(Layout annotation records)
* Start *
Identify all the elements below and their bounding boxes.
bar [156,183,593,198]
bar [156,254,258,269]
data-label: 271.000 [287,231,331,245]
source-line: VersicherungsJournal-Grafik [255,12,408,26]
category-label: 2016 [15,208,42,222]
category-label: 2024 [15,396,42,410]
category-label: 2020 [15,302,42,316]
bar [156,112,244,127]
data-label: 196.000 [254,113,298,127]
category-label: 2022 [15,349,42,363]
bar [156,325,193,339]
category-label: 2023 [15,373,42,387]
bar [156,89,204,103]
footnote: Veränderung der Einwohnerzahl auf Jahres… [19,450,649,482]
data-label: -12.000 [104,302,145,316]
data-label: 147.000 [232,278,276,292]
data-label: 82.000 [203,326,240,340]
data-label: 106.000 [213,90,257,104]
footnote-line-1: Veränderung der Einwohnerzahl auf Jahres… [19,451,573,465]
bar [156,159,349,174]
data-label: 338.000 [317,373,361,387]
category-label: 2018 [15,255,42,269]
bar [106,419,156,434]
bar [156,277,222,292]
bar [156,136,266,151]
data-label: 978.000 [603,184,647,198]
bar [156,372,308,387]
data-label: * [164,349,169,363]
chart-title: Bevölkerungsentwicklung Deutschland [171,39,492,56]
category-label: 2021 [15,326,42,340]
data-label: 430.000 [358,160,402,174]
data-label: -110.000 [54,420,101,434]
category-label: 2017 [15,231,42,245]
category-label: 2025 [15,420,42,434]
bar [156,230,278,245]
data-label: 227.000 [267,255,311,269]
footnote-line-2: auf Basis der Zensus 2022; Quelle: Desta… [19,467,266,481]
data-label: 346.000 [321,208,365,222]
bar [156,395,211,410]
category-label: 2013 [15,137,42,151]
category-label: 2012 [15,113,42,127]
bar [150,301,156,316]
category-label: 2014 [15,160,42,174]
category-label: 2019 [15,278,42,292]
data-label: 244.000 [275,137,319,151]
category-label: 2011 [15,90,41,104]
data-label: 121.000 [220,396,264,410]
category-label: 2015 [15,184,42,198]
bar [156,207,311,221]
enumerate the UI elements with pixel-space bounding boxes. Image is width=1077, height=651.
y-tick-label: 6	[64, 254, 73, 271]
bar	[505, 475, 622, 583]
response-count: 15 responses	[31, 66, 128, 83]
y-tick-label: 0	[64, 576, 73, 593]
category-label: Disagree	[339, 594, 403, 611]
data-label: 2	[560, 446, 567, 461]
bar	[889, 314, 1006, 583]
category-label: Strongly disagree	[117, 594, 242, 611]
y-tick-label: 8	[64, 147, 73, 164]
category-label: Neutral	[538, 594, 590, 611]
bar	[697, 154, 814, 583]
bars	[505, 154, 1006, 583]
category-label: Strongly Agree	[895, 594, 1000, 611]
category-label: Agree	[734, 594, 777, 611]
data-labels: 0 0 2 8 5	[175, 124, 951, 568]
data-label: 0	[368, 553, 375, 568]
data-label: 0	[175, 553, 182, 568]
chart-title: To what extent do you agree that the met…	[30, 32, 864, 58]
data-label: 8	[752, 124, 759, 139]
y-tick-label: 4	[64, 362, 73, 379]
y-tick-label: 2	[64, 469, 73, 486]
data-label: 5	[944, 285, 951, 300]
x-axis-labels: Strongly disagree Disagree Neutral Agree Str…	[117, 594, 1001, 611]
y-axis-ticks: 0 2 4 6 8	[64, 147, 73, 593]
* End *
**Given problem:**
Copy every line of the records above exactly, from start to finish.

**Final answer:**
Identify all the elements below and their bounding boxes.
bar [156,183,593,198]
bar [156,254,258,269]
data-label: 271.000 [287,231,331,245]
source-line: VersicherungsJournal-Grafik [255,12,408,26]
category-label: 2016 [15,208,42,222]
category-label: 2024 [15,396,42,410]
category-label: 2020 [15,302,42,316]
bar [156,112,244,127]
data-label: 196.000 [254,113,298,127]
category-label: 2022 [15,349,42,363]
bar [156,325,193,339]
category-label: 2023 [15,373,42,387]
bar [156,89,204,103]
footnote: Veränderung der Einwohnerzahl auf Jahres… [19,450,649,482]
data-label: -12.000 [104,302,145,316]
data-label: 147.000 [232,278,276,292]
data-label: 82.000 [203,326,240,340]
data-label: 106.000 [213,90,257,104]
footnote-line-1: Veränderung der Einwohnerzahl auf Jahres… [19,451,573,465]
bar [156,159,349,174]
data-label: 338.000 [317,373,361,387]
category-label: 2018 [15,255,42,269]
bar [106,419,156,434]
bar [156,277,222,292]
bar [156,136,266,151]
data-label: 978.000 [603,184,647,198]
bar [156,372,308,387]
data-label: * [164,349,169,363]
chart-title: Bevölkerungsentwicklung Deutschland [171,39,492,56]
category-label: 2021 [15,326,42,340]
data-label: 430.000 [358,160,402,174]
data-label: -110.000 [54,420,101,434]
category-label: 2017 [15,231,42,245]
category-label: 2025 [15,420,42,434]
bar [156,230,278,245]
data-label: 227.000 [267,255,311,269]
footnote-line-2: auf Basis der Zensus 2022; Quelle: Desta… [19,467,266,481]
data-label: 346.000 [321,208,365,222]
bar [156,395,211,410]
category-label: 2013 [15,137,42,151]
category-label: 2012 [15,113,42,127]
bar [150,301,156,316]
category-label: 2014 [15,160,42,174]
category-label: 2019 [15,278,42,292]
data-label: 244.000 [275,137,319,151]
category-label: 2011 [15,90,41,104]
data-label: 121.000 [220,396,264,410]
category-label: 2015 [15,184,42,198]
bar [156,207,311,221]
enumerate the UI elements with pixel-space bounding boxes. Image is width=1077, height=651.
y-tick-label: 6	[64, 254, 73, 271]
bar	[505, 475, 622, 583]
response-count: 15 responses	[31, 66, 128, 83]
y-tick-label: 0	[64, 576, 73, 593]
category-label: Disagree	[339, 594, 403, 611]
data-label: 2	[560, 446, 567, 461]
bar	[889, 314, 1006, 583]
category-label: Strongly disagree	[117, 594, 242, 611]
y-tick-label: 8	[64, 147, 73, 164]
category-label: Neutral	[538, 594, 590, 611]
bar	[697, 154, 814, 583]
bars	[505, 154, 1006, 583]
category-label: Strongly Agree	[895, 594, 1000, 611]
category-label: Agree	[734, 594, 777, 611]
data-labels: 0 0 2 8 5	[175, 124, 951, 568]
data-label: 0	[368, 553, 375, 568]
data-label: 0	[175, 553, 182, 568]
chart-title: To what extent do you agree that the met…	[30, 32, 864, 58]
data-label: 8	[752, 124, 759, 139]
y-tick-label: 4	[64, 362, 73, 379]
y-tick-label: 2	[64, 469, 73, 486]
data-label: 5	[944, 285, 951, 300]
x-axis-labels: Strongly disagree Disagree Neutral Agree Str…	[117, 594, 1001, 611]
y-axis-ticks: 0 2 4 6 8	[64, 147, 73, 593]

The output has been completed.